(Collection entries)

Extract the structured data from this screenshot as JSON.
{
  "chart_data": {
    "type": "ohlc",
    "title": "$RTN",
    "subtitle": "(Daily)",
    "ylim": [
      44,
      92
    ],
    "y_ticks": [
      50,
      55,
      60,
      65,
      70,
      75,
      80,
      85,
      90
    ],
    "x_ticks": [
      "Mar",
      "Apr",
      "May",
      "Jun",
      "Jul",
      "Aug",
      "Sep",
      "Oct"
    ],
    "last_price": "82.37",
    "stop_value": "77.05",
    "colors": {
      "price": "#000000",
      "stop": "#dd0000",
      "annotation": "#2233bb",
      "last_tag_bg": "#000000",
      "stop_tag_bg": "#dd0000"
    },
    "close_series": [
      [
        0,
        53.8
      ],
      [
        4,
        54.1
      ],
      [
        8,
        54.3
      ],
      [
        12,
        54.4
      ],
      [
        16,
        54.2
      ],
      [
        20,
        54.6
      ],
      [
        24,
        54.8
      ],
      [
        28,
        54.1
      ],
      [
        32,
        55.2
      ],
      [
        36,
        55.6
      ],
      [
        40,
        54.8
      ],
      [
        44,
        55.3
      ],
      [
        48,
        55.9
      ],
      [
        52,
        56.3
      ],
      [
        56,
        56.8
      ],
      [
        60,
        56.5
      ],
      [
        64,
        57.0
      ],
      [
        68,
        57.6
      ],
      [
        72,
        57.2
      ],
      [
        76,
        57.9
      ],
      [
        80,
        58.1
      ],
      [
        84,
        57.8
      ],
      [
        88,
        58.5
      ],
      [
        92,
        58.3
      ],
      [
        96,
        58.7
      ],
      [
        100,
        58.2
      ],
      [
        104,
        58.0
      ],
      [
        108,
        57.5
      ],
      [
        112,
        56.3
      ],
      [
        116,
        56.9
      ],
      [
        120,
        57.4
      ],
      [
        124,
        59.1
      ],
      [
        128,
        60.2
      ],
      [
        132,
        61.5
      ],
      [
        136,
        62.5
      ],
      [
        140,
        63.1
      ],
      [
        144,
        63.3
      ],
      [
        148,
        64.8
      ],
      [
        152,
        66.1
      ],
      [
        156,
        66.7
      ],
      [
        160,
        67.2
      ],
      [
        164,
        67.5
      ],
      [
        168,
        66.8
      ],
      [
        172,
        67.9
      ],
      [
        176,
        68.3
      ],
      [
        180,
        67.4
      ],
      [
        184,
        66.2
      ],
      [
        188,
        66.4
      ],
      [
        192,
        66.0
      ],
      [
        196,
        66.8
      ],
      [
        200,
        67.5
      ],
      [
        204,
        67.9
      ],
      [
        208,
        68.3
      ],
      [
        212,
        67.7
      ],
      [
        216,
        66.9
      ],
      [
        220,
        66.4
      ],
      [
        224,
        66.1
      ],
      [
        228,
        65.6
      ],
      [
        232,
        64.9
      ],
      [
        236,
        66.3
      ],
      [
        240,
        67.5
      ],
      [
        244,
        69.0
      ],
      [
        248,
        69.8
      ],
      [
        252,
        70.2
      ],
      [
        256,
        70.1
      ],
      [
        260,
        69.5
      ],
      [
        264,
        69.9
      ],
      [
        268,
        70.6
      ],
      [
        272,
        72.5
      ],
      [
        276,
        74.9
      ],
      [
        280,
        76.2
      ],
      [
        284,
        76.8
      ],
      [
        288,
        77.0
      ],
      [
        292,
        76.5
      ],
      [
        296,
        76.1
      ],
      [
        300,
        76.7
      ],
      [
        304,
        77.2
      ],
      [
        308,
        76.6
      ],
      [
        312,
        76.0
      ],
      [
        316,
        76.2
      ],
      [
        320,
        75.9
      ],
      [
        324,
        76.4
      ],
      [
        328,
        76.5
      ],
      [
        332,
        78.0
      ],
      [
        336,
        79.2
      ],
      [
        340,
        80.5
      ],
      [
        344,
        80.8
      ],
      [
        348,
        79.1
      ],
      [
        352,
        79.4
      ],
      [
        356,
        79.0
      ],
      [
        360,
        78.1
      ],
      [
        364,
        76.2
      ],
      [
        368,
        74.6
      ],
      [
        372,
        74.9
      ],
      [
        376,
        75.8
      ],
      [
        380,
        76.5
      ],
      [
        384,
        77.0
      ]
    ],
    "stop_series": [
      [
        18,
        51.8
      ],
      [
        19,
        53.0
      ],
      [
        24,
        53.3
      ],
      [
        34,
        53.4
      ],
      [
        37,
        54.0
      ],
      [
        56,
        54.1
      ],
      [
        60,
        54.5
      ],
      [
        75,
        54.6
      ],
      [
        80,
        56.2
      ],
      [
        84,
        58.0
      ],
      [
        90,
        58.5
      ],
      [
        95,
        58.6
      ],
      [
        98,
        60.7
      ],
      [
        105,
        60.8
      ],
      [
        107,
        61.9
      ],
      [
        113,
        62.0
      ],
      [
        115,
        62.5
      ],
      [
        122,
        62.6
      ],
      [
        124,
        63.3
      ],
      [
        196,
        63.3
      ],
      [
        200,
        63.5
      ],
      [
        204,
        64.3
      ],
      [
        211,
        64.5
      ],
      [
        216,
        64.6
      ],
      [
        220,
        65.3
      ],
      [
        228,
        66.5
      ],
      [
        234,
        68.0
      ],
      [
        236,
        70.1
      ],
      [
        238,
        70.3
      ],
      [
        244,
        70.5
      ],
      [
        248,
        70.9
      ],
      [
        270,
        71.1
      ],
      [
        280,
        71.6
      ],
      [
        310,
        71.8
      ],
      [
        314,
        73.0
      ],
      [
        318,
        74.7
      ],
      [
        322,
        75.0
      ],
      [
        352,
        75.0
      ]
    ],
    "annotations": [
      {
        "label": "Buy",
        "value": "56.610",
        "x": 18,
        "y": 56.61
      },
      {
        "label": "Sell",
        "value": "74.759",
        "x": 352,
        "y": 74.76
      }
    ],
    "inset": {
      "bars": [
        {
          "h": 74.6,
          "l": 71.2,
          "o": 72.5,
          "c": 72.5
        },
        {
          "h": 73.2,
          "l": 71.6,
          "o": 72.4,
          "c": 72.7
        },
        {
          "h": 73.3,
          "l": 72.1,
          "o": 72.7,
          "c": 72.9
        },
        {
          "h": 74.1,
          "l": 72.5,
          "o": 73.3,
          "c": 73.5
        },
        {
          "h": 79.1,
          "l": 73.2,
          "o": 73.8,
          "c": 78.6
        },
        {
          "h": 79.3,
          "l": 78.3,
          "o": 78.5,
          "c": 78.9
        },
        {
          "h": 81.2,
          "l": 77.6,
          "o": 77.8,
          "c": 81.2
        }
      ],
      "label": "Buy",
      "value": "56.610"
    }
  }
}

• [What the exercise asks]
Reproduce the listing above verbatim, from first line to last.

• [The solution]
Extract the structured data from this screenshot as JSON.
{
  "chart_data": {
    "type": "ohlc",
    "title": "$RTN",
    "subtitle": "(Daily)",
    "ylim": [
      44,
      92
    ],
    "y_ticks": [
      50,
      55,
      60,
      65,
      70,
      75,
      80,
      85,
      90
    ],
    "x_ticks": [
      "Mar",
      "Apr",
      "May",
      "Jun",
      "Jul",
      "Aug",
      "Sep",
      "Oct"
    ],
    "last_price": "82.37",
    "stop_value": "77.05",
    "colors": {
      "price": "#000000",
      "stop": "#dd0000",
      "annotation": "#2233bb",
      "last_tag_bg": "#000000",
      "stop_tag_bg": "#dd0000"
    },
    "close_series": [
      [
        0,
        53.8
      ],
      [
        4,
        54.1
      ],
      [
        8,
        54.3
      ],
      [
        12,
        54.4
      ],
      [
        16,
        54.2
      ],
      [
        20,
        54.6
      ],
      [
        24,
        54.8
      ],
      [
        28,
        54.1
      ],
      [
        32,
        55.2
      ],
      [
        36,
        55.6
      ],
      [
        40,
        54.8
      ],
      [
        44,
        55.3
      ],
      [
        48,
        55.9
      ],
      [
        52,
        56.3
      ],
      [
        56,
        56.8
      ],
      [
        60,
        56.5
      ],
      [
        64,
        57.0
      ],
      [
        68,
        57.6
      ],
      [
        72,
        57.2
      ],
      [
        76,
        57.9
      ],
      [
        80,
        58.1
      ],
      [
        84,
        57.8
      ],
      [
        88,
        58.5
      ],
      [
        92,
        58.3
      ],
      [
        96,
        58.7
      ],
      [
        100,
        58.2
      ],
      [
        104,
        58.0
      ],
      [
        108,
        57.5
      ],
      [
        112,
        56.3
      ],
      [
        116,
        56.9
      ],
      [
        120,
        57.4
      ],
      [
        124,
        59.1
      ],
      [
        128,
        60.2
      ],
      [
        132,
        61.5
      ],
      [
        136,
        62.5
      ],
      [
        140,
        63.1
      ],
      [
        144,
        63.3
      ],
      [
        148,
        64.8
      ],
      [
        152,
        66.1
      ],
      [
        156,
        66.7
      ],
      [
        160,
        67.2
      ],
      [
        164,
        67.5
      ],
      [
        168,
        66.8
      ],
      [
        172,
        67.9
      ],
      [
        176,
        68.3
      ],
      [
        180,
        67.4
      ],
      [
        184,
        66.2
      ],
      [
        188,
        66.4
      ],
      [
        192,
        66.0
      ],
      [
        196,
        66.8
      ],
      [
        200,
        67.5
      ],
      [
        204,
        67.9
      ],
      [
        208,
        68.3
      ],
      [
        212,
        67.7
      ],
      [
        216,
        66.9
      ],
      [
        220,
        66.4
      ],
      [
        224,
        66.1
      ],
      [
        228,
        65.6
      ],
      [
        232,
        64.9
      ],
      [
        236,
        66.3
      ],
      [
        240,
        67.5
      ],
      [
        244,
        69.0
      ],
      [
        248,
        69.8
      ],
      [
        252,
        70.2
      ],
      [
        256,
        70.1
      ],
      [
        260,
        69.5
      ],
      [
        264,
        69.9
      ],
      [
        268,
        70.6
      ],
      [
        272,
        72.5
      ],
      [
        276,
        74.9
      ],
      [
        280,
        76.2
      ],
      [
        284,
        76.8
      ],
      [
        288,
        77.0
      ],
      [
        292,
        76.5
      ],
      [
        296,
        76.1
      ],
      [
        300,
        76.7
      ],
      [
        304,
        77.2
      ],
      [
        308,
        76.6
      ],
      [
        312,
        76.0
      ],
      [
        316,
        76.2
      ],
      [
        320,
        75.9
      ],
      [
        324,
        76.4
      ],
      [
        328,
        76.5
      ],
      [
        332,
        78.0
      ],
      [
        336,
        79.2
      ],
      [
        340,
        80.5
      ],
      [
        344,
        80.8
      ],
      [
        348,
        79.1
      ],
      [
        352,
        79.4
      ],
      [
        356,
        79.0
      ],
      [
        360,
        78.1
      ],
      [
        364,
        76.2
      ],
      [
        368,
        74.6
      ],
      [
        372,
        74.9
      ],
      [
        376,
        75.8
      ],
      [
        380,
        76.5
      ],
      [
        384,
        77.0
      ]
    ],
    "stop_series": [
      [
        18,
        51.8
      ],
      [
        19,
        53.0
      ],
      [
        24,
        53.3
      ],
      [
        34,
        53.4
      ],
      [
        37,
        54.0
      ],
      [
        56,
        54.1
      ],
      [
        60,
        54.5
      ],
      [
        75,
        54.6
      ],
      [
        80,
        56.2
      ],
      [
        84,
        58.0
      ],
      [
        90,
        58.5
      ],
      [
        95,
        58.6
      ],
      [
        98,
        60.7
      ],
      [
        105,
        60.8
      ],
      [
        107,
        61.9
      ],
      [
        113,
        62.0
      ],
      [
        115,
        62.5
      ],
      [
        122,
        62.6
      ],
      [
        124,
        63.3
      ],
      [
        196,
        63.3
      ],
      [
        200,
        63.5
      ],
      [
        204,
        64.3
      ],
      [
        211,
        64.5
      ],
      [
        216,
        64.6
      ],
      [
        220,
        65.3
      ],
      [
        228,
        66.5
      ],
      [
        234,
        68.0
      ],
      [
        236,
        70.1
      ],
      [
        238,
        70.3
      ],
      [
        244,
        70.5
      ],
      [
        248,
        70.9
      ],
      [
        270,
        71.1
      ],
      [
        280,
        71.6
      ],
      [
        310,
        71.8
      ],
      [
        314,
        73.0
      ],
      [
        318,
        74.7
      ],
      [
        322,
        75.0
      ],
      [
        352,
        75.0
      ]
    ],
    "annotations": [
      {
        "label": "Buy",
        "value": "56.610",
        "x": 18,
        "y": 56.61
      },
      {
        "label": "Sell",
        "value": "74.759",
        "x": 352,
        "y": 74.76
      }
    ],
    "inset": {
      "bars": [
        {
          "h": 74.6,
          "l": 71.2,
          "o": 72.5,
          "c": 72.5
        },
        {
          "h": 73.2,
          "l": 71.6,
          "o": 72.4,
          "c": 72.7
        },
        {
          "h": 73.3,
          "l": 72.1,
          "o": 72.7,
          "c": 72.9
        },
        {
          "h": 74.1,
          "l": 72.5,
          "o": 73.3,
          "c": 73.5
        },
        {
          "h": 79.1,
          "l": 73.2,
          "o": 73.8,
          "c": 78.6
        },
        {
          "h": 79.3,
          "l": 78.3,
          "o": 78.5,
          "c": 78.9
        },
        {
          "h": 81.2,
          "l": 77.6,
          "o": 77.8,
          "c": 81.2
        }
      ],
      "label": "Buy",
      "value": "56.610"
    }
  }
}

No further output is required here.